• What the task requires:
In full and without alteration, repeat the material.

• Supplied information:
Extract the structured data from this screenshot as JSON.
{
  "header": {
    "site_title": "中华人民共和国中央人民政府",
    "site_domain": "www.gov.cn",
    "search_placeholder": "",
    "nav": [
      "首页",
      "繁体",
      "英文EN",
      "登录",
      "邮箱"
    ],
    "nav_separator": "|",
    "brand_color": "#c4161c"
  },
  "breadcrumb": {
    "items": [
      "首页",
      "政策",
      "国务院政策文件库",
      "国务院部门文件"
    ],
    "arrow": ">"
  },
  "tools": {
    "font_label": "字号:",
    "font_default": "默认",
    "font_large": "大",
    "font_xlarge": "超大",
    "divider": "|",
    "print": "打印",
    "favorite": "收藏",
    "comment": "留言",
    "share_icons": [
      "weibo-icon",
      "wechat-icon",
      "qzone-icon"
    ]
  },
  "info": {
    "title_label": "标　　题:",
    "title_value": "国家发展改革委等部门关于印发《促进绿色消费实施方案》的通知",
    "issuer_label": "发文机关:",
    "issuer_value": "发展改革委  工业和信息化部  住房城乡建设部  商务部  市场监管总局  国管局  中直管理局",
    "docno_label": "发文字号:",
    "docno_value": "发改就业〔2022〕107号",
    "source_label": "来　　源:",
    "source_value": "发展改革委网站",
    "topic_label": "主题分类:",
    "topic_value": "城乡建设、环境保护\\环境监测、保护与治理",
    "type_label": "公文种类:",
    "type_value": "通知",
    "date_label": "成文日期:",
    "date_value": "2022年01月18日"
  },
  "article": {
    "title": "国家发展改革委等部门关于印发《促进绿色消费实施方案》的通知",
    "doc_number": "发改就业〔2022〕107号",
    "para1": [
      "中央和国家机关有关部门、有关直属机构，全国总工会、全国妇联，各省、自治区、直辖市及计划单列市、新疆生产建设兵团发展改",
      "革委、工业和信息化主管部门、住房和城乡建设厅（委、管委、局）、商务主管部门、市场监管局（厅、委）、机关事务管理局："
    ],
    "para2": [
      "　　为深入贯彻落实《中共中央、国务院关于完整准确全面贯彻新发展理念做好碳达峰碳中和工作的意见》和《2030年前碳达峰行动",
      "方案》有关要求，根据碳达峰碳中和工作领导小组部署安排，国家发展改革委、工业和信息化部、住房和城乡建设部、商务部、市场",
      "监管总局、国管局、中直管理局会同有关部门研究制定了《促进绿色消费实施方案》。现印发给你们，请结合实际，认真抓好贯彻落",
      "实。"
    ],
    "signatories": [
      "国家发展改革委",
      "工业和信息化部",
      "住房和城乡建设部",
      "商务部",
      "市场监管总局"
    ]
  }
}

• Correct output:
Extract the structured data from this screenshot as JSON.
{
  "header": {
    "site_title": "中华人民共和国中央人民政府",
    "site_domain": "www.gov.cn",
    "search_placeholder": "",
    "nav": [
      "首页",
      "繁体",
      "英文EN",
      "登录",
      "邮箱"
    ],
    "nav_separator": "|",
    "brand_color": "#c4161c"
  },
  "breadcrumb": {
    "items": [
      "首页",
      "政策",
      "国务院政策文件库",
      "国务院部门文件"
    ],
    "arrow": ">"
  },
  "tools": {
    "font_label": "字号:",
    "font_default": "默认",
    "font_large": "大",
    "font_xlarge": "超大",
    "divider": "|",
    "print": "打印",
    "favorite": "收藏",
    "comment": "留言",
    "share_icons": [
      "weibo-icon",
      "wechat-icon",
      "qzone-icon"
    ]
  },
  "info": {
    "title_label": "标　　题:",
    "title_value": "国家发展改革委等部门关于印发《促进绿色消费实施方案》的通知",
    "issuer_label": "发文机关:",
    "issuer_value": "发展改革委  工业和信息化部  住房城乡建设部  商务部  市场监管总局  国管局  中直管理局",
    "docno_label": "发文字号:",
    "docno_value": "发改就业〔2022〕107号",
    "source_label": "来　　源:",
    "source_value": "发展改革委网站",
    "topic_label": "主题分类:",
    "topic_value": "城乡建设、环境保护\\环境监测、保护与治理",
    "type_label": "公文种类:",
    "type_value": "通知",
    "date_label": "成文日期:",
    "date_value": "2022年01月18日"
  },
  "article": {
    "title": "国家发展改革委等部门关于印发《促进绿色消费实施方案》的通知",
    "doc_number": "发改就业〔2022〕107号",
    "para1": [
      "中央和国家机关有关部门、有关直属机构，全国总工会、全国妇联，各省、自治区、直辖市及计划单列市、新疆生产建设兵团发展改",
      "革委、工业和信息化主管部门、住房和城乡建设厅（委、管委、局）、商务主管部门、市场监管局（厅、委）、机关事务管理局："
    ],
    "para2": [
      "　　为深入贯彻落实《中共中央、国务院关于完整准确全面贯彻新发展理念做好碳达峰碳中和工作的意见》和《2030年前碳达峰行动",
      "方案》有关要求，根据碳达峰碳中和工作领导小组部署安排，国家发展改革委、工业和信息化部、住房和城乡建设部、商务部、市场",
      "监管总局、国管局、中直管理局会同有关部门研究制定了《促进绿色消费实施方案》。现印发给你们，请结合实际，认真抓好贯彻落",
      "实。"
    ],
    "signatories": [
      "国家发展改革委",
      "工业和信息化部",
      "住房和城乡建设部",
      "商务部",
      "市场监管总局"
    ]
  }
}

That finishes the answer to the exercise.